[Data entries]
====

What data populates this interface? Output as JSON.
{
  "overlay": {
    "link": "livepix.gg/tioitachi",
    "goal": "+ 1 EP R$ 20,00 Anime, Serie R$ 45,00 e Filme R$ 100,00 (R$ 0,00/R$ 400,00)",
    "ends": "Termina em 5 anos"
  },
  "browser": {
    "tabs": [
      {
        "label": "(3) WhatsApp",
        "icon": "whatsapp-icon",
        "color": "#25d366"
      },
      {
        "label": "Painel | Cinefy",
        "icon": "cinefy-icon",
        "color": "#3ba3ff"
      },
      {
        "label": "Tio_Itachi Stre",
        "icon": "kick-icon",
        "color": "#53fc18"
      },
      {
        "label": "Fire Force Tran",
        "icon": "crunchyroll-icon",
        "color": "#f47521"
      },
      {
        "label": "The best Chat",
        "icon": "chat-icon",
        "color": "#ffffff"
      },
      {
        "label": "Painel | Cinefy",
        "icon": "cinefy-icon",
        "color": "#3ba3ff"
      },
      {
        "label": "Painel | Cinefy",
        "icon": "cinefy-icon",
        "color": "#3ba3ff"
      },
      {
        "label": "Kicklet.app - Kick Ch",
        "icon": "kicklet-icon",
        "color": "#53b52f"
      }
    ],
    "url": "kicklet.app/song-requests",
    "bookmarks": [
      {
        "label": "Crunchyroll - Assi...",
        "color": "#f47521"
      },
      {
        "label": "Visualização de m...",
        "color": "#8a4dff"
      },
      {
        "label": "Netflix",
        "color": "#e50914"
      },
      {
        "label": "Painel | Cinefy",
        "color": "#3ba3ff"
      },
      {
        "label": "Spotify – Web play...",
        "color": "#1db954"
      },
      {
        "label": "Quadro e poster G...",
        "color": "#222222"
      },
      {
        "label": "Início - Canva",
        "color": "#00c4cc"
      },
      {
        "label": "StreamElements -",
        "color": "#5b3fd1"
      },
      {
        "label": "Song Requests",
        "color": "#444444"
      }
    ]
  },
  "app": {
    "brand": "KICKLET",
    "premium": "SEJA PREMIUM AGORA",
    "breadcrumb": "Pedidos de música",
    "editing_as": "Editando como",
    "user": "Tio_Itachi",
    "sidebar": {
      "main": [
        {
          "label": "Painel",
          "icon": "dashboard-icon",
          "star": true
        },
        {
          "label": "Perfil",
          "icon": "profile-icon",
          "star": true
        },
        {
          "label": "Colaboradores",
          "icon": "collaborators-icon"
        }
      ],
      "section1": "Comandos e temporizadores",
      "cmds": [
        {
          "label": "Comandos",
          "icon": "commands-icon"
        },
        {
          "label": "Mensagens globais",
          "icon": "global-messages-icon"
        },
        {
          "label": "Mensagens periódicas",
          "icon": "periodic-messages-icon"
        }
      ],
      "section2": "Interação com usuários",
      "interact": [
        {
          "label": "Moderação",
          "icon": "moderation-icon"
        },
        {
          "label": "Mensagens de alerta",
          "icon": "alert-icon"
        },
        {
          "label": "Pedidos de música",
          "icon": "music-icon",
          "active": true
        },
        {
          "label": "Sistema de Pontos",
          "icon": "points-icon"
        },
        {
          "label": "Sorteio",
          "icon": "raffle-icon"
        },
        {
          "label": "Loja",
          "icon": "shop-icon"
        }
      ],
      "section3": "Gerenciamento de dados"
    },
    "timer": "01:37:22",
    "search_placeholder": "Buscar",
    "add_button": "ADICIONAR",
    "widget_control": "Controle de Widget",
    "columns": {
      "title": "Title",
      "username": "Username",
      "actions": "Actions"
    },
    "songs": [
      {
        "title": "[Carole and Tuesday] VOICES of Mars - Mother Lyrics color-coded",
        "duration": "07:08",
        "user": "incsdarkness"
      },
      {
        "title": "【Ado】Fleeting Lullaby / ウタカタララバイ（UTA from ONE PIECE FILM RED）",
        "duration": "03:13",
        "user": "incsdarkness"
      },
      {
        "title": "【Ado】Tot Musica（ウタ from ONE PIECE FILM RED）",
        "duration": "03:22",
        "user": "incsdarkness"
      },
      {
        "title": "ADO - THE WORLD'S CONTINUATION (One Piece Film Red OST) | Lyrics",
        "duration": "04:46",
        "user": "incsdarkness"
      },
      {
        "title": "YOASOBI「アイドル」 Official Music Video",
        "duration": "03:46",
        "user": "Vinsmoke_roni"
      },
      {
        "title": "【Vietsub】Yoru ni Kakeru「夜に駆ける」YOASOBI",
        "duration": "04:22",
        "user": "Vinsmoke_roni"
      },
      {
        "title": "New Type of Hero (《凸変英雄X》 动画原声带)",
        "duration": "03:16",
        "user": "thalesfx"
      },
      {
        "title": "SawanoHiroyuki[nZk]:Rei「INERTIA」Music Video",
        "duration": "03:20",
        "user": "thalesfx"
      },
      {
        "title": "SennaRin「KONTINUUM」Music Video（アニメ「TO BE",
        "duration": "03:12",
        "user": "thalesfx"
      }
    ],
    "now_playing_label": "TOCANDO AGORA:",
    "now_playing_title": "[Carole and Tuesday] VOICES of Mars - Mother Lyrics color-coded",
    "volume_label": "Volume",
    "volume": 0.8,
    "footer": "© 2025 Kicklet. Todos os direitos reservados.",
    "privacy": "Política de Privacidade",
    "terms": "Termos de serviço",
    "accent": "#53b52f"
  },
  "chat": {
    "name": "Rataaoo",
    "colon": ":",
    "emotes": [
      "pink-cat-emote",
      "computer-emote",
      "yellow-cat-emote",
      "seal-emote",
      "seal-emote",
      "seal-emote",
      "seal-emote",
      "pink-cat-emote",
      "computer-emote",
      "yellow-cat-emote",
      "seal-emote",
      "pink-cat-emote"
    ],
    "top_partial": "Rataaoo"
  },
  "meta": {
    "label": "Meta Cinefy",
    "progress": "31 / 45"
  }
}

====

TASK DETAILS: Reproduce all of the entries word for word.

WORKED SOLUTION:
What data populates this interface? Output as JSON.
{
  "overlay": {
    "link": "livepix.gg/tioitachi",
    "goal": "+ 1 EP R$ 20,00 Anime, Serie R$ 45,00 e Filme R$ 100,00 (R$ 0,00/R$ 400,00)",
    "ends": "Termina em 5 anos"
  },
  "browser": {
    "tabs": [
      {
        "label": "(3) WhatsApp",
        "icon": "whatsapp-icon",
        "color": "#25d366"
      },
      {
        "label": "Painel | Cinefy",
        "icon": "cinefy-icon",
        "color": "#3ba3ff"
      },
      {
        "label": "Tio_Itachi Stre",
        "icon": "kick-icon",
        "color": "#53fc18"
      },
      {
        "label": "Fire Force Tran",
        "icon": "crunchyroll-icon",
        "color": "#f47521"
      },
      {
        "label": "The best Chat",
        "icon": "chat-icon",
        "color": "#ffffff"
      },
      {
        "label": "Painel | Cinefy",
        "icon": "cinefy-icon",
        "color": "#3ba3ff"
      },
      {
        "label": "Painel | Cinefy",
        "icon": "cinefy-icon",
        "color": "#3ba3ff"
      },
      {
        "label": "Kicklet.app - Kick Ch",
        "icon": "kicklet-icon",
        "color": "#53b52f"
      }
    ],
    "url": "kicklet.app/song-requests",
    "bookmarks": [
      {
        "label": "Crunchyroll - Assi...",
        "color": "#f47521"
      },
      {
        "label": "Visualização de m...",
        "color": "#8a4dff"
      },
      {
        "label": "Netflix",
        "color": "#e50914"
      },
      {
        "label": "Painel | Cinefy",
        "color": "#3ba3ff"
      },
      {
        "label": "Spotify – Web play...",
        "color": "#1db954"
      },
      {
        "label": "Quadro e poster G...",
        "color": "#222222"
      },
      {
        "label": "Início - Canva",
        "color": "#00c4cc"
      },
      {
        "label": "StreamElements -",
        "color": "#5b3fd1"
      },
      {
        "label": "Song Requests",
        "color": "#444444"
      }
    ]
  },
  "app": {
    "brand": "KICKLET",
    "premium": "SEJA PREMIUM AGORA",
    "breadcrumb": "Pedidos de música",
    "editing_as": "Editando como",
    "user": "Tio_Itachi",
    "sidebar": {
      "main": [
        {
          "label": "Painel",
          "icon": "dashboard-icon",
          "star": true
        },
        {
          "label": "Perfil",
          "icon": "profile-icon",
          "star": true
        },
        {
          "label": "Colaboradores",
          "icon": "collaborators-icon"
        }
      ],
      "section1": "Comandos e temporizadores",
      "cmds": [
        {
          "label": "Comandos",
          "icon": "commands-icon"
        },
        {
          "label": "Mensagens globais",
          "icon": "global-messages-icon"
        },
        {
          "label": "Mensagens periódicas",
          "icon": "periodic-messages-icon"
        }
      ],
      "section2": "Interação com usuários",
      "interact": [
        {
          "label": "Moderação",
          "icon": "moderation-icon"
        },
        {
          "label": "Mensagens de alerta",
          "icon": "alert-icon"
        },
        {
          "label": "Pedidos de música",
          "icon": "music-icon",
          "active": true
        },
        {
          "label": "Sistema de Pontos",
          "icon": "points-icon"
        },
        {
          "label": "Sorteio",
          "icon": "raffle-icon"
        },
        {
          "label": "Loja",
          "icon": "shop-icon"
        }
      ],
      "section3": "Gerenciamento de dados"
    },
    "timer": "01:37:22",
    "search_placeholder": "Buscar",
    "add_button": "ADICIONAR",
    "widget_control": "Controle de Widget",
    "columns": {
      "title": "Title",
      "username": "Username",
      "actions": "Actions"
    },
    "songs": [
      {
        "title": "[Carole and Tuesday] VOICES of Mars - Mother Lyrics color-coded",
        "duration": "07:08",
        "user": "incsdarkness"
      },
      {
        "title": "【Ado】Fleeting Lullaby / ウタカタララバイ（UTA from ONE PIECE FILM RED）",
        "duration": "03:13",
        "user": "incsdarkness"
      },
      {
        "title": "【Ado】Tot Musica（ウタ from ONE PIECE FILM RED）",
        "duration": "03:22",
        "user": "incsdarkness"
      },
      {
        "title": "ADO - THE WORLD'S CONTINUATION (One Piece Film Red OST) | Lyrics",
        "duration": "04:46",
        "user": "incsdarkness"
      },
      {
        "title": "YOASOBI「アイドル」 Official Music Video",
        "duration": "03:46",
        "user": "Vinsmoke_roni"
      },
      {
        "title": "【Vietsub】Yoru ni Kakeru「夜に駆ける」YOASOBI",
        "duration": "04:22",
        "user": "Vinsmoke_roni"
      },
      {
        "title": "New Type of Hero (《凸変英雄X》 动画原声带)",
        "duration": "03:16",
        "user": "thalesfx"
      },
      {
        "title": "SawanoHiroyuki[nZk]:Rei「INERTIA」Music Video",
        "duration": "03:20",
        "user": "thalesfx"
      },
      {
        "title": "SennaRin「KONTINUUM」Music Video（アニメ「TO BE",
        "duration": "03:12",
        "user": "thalesfx"
      }
    ],
    "now_playing_label": "TOCANDO AGORA:",
    "now_playing_title": "[Carole and Tuesday] VOICES of Mars - Mother Lyrics color-coded",
    "volume_label": "Volume",
    "volume": 0.8,
    "footer": "© 2025 Kicklet. Todos os direitos reservados.",
    "privacy": "Política de Privacidade",
    "terms": "Termos de serviço",
    "accent": "#53b52f"
  },
  "chat": {
    "name": "Rataaoo",
    "colon": ":",
    "emotes": [
      "pink-cat-emote",
      "computer-emote",
      "yellow-cat-emote",
      "seal-emote",
      "seal-emote",
      "seal-emote",
      "seal-emote",
      "pink-cat-emote",
      "computer-emote",
      "yellow-cat-emote",
      "seal-emote",
      "pink-cat-emote"
    ],
    "top_partial": "Rataaoo"
  },
  "meta": {
    "label": "Meta Cinefy",
    "progress": "31 / 45"
  }
}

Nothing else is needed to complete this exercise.